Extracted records
= = =

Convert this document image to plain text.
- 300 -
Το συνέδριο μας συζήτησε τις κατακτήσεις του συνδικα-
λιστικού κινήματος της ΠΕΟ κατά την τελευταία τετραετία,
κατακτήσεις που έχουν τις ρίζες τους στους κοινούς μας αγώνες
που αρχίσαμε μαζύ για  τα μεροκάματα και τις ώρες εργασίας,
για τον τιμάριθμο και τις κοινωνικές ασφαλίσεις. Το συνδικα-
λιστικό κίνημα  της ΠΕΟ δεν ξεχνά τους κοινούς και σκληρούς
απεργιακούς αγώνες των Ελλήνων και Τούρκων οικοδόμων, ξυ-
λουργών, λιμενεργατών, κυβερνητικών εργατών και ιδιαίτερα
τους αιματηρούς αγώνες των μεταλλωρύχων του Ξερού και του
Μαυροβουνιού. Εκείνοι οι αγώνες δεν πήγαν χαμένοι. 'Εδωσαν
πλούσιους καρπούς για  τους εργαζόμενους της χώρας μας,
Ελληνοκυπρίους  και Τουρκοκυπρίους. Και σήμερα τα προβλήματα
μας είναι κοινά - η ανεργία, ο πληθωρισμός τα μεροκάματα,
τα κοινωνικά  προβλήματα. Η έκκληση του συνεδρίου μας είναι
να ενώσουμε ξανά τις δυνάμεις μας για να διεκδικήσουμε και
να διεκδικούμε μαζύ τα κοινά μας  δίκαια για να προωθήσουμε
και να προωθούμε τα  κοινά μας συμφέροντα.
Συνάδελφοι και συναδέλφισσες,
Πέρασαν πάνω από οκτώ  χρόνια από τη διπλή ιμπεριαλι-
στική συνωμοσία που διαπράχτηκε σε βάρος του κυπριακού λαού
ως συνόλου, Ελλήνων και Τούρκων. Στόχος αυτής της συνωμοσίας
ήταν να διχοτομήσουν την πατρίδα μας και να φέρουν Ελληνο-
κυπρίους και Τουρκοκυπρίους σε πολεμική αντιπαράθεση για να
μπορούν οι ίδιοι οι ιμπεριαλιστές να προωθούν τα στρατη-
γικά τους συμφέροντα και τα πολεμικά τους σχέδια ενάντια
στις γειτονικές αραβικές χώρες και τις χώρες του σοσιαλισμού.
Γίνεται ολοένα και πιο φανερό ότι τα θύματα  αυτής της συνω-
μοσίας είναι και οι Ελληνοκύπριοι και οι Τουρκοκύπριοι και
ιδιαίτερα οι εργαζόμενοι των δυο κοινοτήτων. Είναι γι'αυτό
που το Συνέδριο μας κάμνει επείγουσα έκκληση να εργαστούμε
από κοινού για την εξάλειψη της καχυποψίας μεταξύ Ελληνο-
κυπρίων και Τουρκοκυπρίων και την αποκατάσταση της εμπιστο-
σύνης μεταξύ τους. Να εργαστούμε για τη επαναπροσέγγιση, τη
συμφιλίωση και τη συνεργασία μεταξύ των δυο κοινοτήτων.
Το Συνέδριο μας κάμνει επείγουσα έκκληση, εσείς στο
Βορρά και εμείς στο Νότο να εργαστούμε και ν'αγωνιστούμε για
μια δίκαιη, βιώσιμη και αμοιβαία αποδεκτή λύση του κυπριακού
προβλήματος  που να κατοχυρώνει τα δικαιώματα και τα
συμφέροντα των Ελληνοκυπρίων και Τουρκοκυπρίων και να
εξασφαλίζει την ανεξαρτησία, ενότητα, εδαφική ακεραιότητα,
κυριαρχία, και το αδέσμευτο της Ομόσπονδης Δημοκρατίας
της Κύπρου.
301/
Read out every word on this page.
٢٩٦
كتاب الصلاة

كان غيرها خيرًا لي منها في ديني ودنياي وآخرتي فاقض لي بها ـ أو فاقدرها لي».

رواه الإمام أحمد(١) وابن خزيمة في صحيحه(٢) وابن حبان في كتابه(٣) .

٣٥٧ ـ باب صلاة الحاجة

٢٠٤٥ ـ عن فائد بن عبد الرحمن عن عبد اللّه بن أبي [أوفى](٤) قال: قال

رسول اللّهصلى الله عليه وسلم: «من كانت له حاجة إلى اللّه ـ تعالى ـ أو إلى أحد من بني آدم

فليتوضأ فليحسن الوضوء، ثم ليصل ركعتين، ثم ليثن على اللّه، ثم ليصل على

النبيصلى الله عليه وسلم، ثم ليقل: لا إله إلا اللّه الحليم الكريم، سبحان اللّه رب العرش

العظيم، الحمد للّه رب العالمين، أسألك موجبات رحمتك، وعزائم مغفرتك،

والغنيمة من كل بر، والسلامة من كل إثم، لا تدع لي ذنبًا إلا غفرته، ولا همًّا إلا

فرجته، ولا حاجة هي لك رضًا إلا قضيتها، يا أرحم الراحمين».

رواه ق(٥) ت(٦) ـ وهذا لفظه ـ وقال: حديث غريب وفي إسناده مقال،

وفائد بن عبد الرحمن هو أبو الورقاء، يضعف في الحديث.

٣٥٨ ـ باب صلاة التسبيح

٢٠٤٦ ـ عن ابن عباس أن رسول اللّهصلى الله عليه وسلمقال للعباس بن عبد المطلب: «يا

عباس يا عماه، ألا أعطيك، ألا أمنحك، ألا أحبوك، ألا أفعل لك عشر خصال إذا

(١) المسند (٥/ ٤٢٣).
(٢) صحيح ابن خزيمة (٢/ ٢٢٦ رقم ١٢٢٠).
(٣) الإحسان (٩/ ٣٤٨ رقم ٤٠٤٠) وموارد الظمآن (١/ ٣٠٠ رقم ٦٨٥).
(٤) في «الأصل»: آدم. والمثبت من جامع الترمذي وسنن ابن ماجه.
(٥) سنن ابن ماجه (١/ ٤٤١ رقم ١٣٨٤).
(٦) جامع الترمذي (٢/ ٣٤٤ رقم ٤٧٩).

= = =

Transcribe every line of the data, exactly as it stands.

- Output below -
Convert this document image to plain text.
- 300 -
Το συνέδριο μας συζήτησε τις κατακτήσεις του συνδικα-
λιστικού κινήματος της ΠΕΟ κατά την τελευταία τετραετία,
κατακτήσεις που έχουν τις ρίζες τους στους κοινούς μας αγώνες
που αρχίσαμε μαζύ για  τα μεροκάματα και τις ώρες εργασίας,
για τον τιμάριθμο και τις κοινωνικές ασφαλίσεις. Το συνδικα-
λιστικό κίνημα  της ΠΕΟ δεν ξεχνά τους κοινούς και σκληρούς
απεργιακούς αγώνες των Ελλήνων και Τούρκων οικοδόμων, ξυ-
λουργών, λιμενεργατών, κυβερνητικών εργατών και ιδιαίτερα
τους αιματηρούς αγώνες των μεταλλωρύχων του Ξερού και του
Μαυροβουνιού. Εκείνοι οι αγώνες δεν πήγαν χαμένοι. 'Εδωσαν
πλούσιους καρπούς για  τους εργαζόμενους της χώρας μας,
Ελληνοκυπρίους  και Τουρκοκυπρίους. Και σήμερα τα προβλήματα
μας είναι κοινά - η ανεργία, ο πληθωρισμός τα μεροκάματα,
τα κοινωνικά  προβλήματα. Η έκκληση του συνεδρίου μας είναι
να ενώσουμε ξανά τις δυνάμεις μας για να διεκδικήσουμε και
να διεκδικούμε μαζύ τα κοινά μας  δίκαια για να προωθήσουμε
και να προωθούμε τα  κοινά μας συμφέροντα.
Συνάδελφοι και συναδέλφισσες,
Πέρασαν πάνω από οκτώ  χρόνια από τη διπλή ιμπεριαλι-
στική συνωμοσία που διαπράχτηκε σε βάρος του κυπριακού λαού
ως συνόλου, Ελλήνων και Τούρκων. Στόχος αυτής της συνωμοσίας
ήταν να διχοτομήσουν την πατρίδα μας και να φέρουν Ελληνο-
κυπρίους και Τουρκοκυπρίους σε πολεμική αντιπαράθεση για να
μπορούν οι ίδιοι οι ιμπεριαλιστές να προωθούν τα στρατη-
γικά τους συμφέροντα και τα πολεμικά τους σχέδια ενάντια
στις γειτονικές αραβικές χώρες και τις χώρες του σοσιαλισμού.
Γίνεται ολοένα και πιο φανερό ότι τα θύματα  αυτής της συνω-
μοσίας είναι και οι Ελληνοκύπριοι και οι Τουρκοκύπριοι και
ιδιαίτερα οι εργαζόμενοι των δυο κοινοτήτων. Είναι γι'αυτό
που το Συνέδριο μας κάμνει επείγουσα έκκληση να εργαστούμε
από κοινού για την εξάλειψη της καχυποψίας μεταξύ Ελληνο-
κυπρίων και Τουρκοκυπρίων και την αποκατάσταση της εμπιστο-
σύνης μεταξύ τους. Να εργαστούμε για τη επαναπροσέγγιση, τη
συμφιλίωση και τη συνεργασία μεταξύ των δυο κοινοτήτων.
Το Συνέδριο μας κάμνει επείγουσα έκκληση, εσείς στο
Βορρά και εμείς στο Νότο να εργαστούμε και ν'αγωνιστούμε για
μια δίκαιη, βιώσιμη και αμοιβαία αποδεκτή λύση του κυπριακού
προβλήματος  που να κατοχυρώνει τα δικαιώματα και τα
συμφέροντα των Ελληνοκυπρίων και Τουρκοκυπρίων και να
εξασφαλίζει την ανεξαρτησία, ενότητα, εδαφική ακεραιότητα,
κυριαρχία, και το αδέσμευτο της Ομόσπονδης Δημοκρατίας
της Κύπρου.
301/
Read out every word on this page.
٢٩٦
كتاب الصلاة

كان غيرها خيرًا لي منها في ديني ودنياي وآخرتي فاقض لي بها ـ أو فاقدرها لي».

رواه الإمام أحمد(١) وابن خزيمة في صحيحه(٢) وابن حبان في كتابه(٣) .

٣٥٧ ـ باب صلاة الحاجة

٢٠٤٥ ـ عن فائد بن عبد الرحمن عن عبد اللّه بن أبي [أوفى](٤) قال: قال

رسول اللّهصلى الله عليه وسلم: «من كانت له حاجة إلى اللّه ـ تعالى ـ أو إلى أحد من بني آدم

فليتوضأ فليحسن الوضوء، ثم ليصل ركعتين، ثم ليثن على اللّه، ثم ليصل على

النبيصلى الله عليه وسلم، ثم ليقل: لا إله إلا اللّه الحليم الكريم، سبحان اللّه رب العرش

العظيم، الحمد للّه رب العالمين، أسألك موجبات رحمتك، وعزائم مغفرتك،

والغنيمة من كل بر، والسلامة من كل إثم، لا تدع لي ذنبًا إلا غفرته، ولا همًّا إلا

فرجته، ولا حاجة هي لك رضًا إلا قضيتها، يا أرحم الراحمين».

رواه ق(٥) ت(٦) ـ وهذا لفظه ـ وقال: حديث غريب وفي إسناده مقال،

وفائد بن عبد الرحمن هو أبو الورقاء، يضعف في الحديث.

٣٥٨ ـ باب صلاة التسبيح

٢٠٤٦ ـ عن ابن عباس أن رسول اللّهصلى الله عليه وسلمقال للعباس بن عبد المطلب: «يا

عباس يا عماه، ألا أعطيك، ألا أمنحك، ألا أحبوك، ألا أفعل لك عشر خصال إذا

(١) المسند (٥/ ٤٢٣).
(٢) صحيح ابن خزيمة (٢/ ٢٢٦ رقم ١٢٢٠).
(٣) الإحسان (٩/ ٣٤٨ رقم ٤٠٤٠) وموارد الظمآن (١/ ٣٠٠ رقم ٦٨٥).
(٤) في «الأصل»: آدم. والمثبت من جامع الترمذي وسنن ابن ماجه.
(٥) سنن ابن ماجه (١/ ٤٤١ رقم ١٣٨٤).
(٦) جامع الترمذي (٢/ ٣٤٤ رقم ٤٧٩).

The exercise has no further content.